Given request: Repeat the listing below in full, exactly as it stands.

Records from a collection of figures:

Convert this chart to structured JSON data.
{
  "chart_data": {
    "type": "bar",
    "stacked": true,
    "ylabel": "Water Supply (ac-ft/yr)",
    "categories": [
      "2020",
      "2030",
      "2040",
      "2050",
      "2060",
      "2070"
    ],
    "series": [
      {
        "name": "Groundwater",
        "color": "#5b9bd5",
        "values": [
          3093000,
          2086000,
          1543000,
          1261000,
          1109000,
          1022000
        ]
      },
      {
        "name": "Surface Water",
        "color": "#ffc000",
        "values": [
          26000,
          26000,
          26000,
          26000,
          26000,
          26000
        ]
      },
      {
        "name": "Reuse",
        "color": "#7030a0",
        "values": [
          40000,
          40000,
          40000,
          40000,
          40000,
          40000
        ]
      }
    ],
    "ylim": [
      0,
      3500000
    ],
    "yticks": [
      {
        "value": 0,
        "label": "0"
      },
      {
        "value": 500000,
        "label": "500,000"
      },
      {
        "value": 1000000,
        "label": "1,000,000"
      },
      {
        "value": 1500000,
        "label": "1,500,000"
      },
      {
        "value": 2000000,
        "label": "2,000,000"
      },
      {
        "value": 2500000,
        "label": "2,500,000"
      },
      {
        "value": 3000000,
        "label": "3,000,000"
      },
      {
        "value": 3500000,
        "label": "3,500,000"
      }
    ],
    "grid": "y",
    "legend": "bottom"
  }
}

Output of the exercise:
Convert this chart to structured JSON data.
{
  "chart_data": {
    "type": "bar",
    "stacked": true,
    "ylabel": "Water Supply (ac-ft/yr)",
    "categories": [
      "2020",
      "2030",
      "2040",
      "2050",
      "2060",
      "2070"
    ],
    "series": [
      {
        "name": "Groundwater",
        "color": "#5b9bd5",
        "values": [
          3093000,
          2086000,
          1543000,
          1261000,
          1109000,
          1022000
        ]
      },
      {
        "name": "Surface Water",
        "color": "#ffc000",
        "values": [
          26000,
          26000,
          26000,
          26000,
          26000,
          26000
        ]
      },
      {
        "name": "Reuse",
        "color": "#7030a0",
        "values": [
          40000,
          40000,
          40000,
          40000,
          40000,
          40000
        ]
      }
    ],
    "ylim": [
      0,
      3500000
    ],
    "yticks": [
      {
        "value": 0,
        "label": "0"
      },
      {
        "value": 500000,
        "label": "500,000"
      },
      {
        "value": 1000000,
        "label": "1,000,000"
      },
      {
        "value": 1500000,
        "label": "1,500,000"
      },
      {
        "value": 2000000,
        "label": "2,000,000"
      },
      {
        "value": 2500000,
        "label": "2,500,000"
      },
      {
        "value": 3000000,
        "label": "3,000,000"
      },
      {
        "value": 3500000,
        "label": "3,500,000"
      }
    ],
    "grid": "y",
    "legend": "bottom"
  }
}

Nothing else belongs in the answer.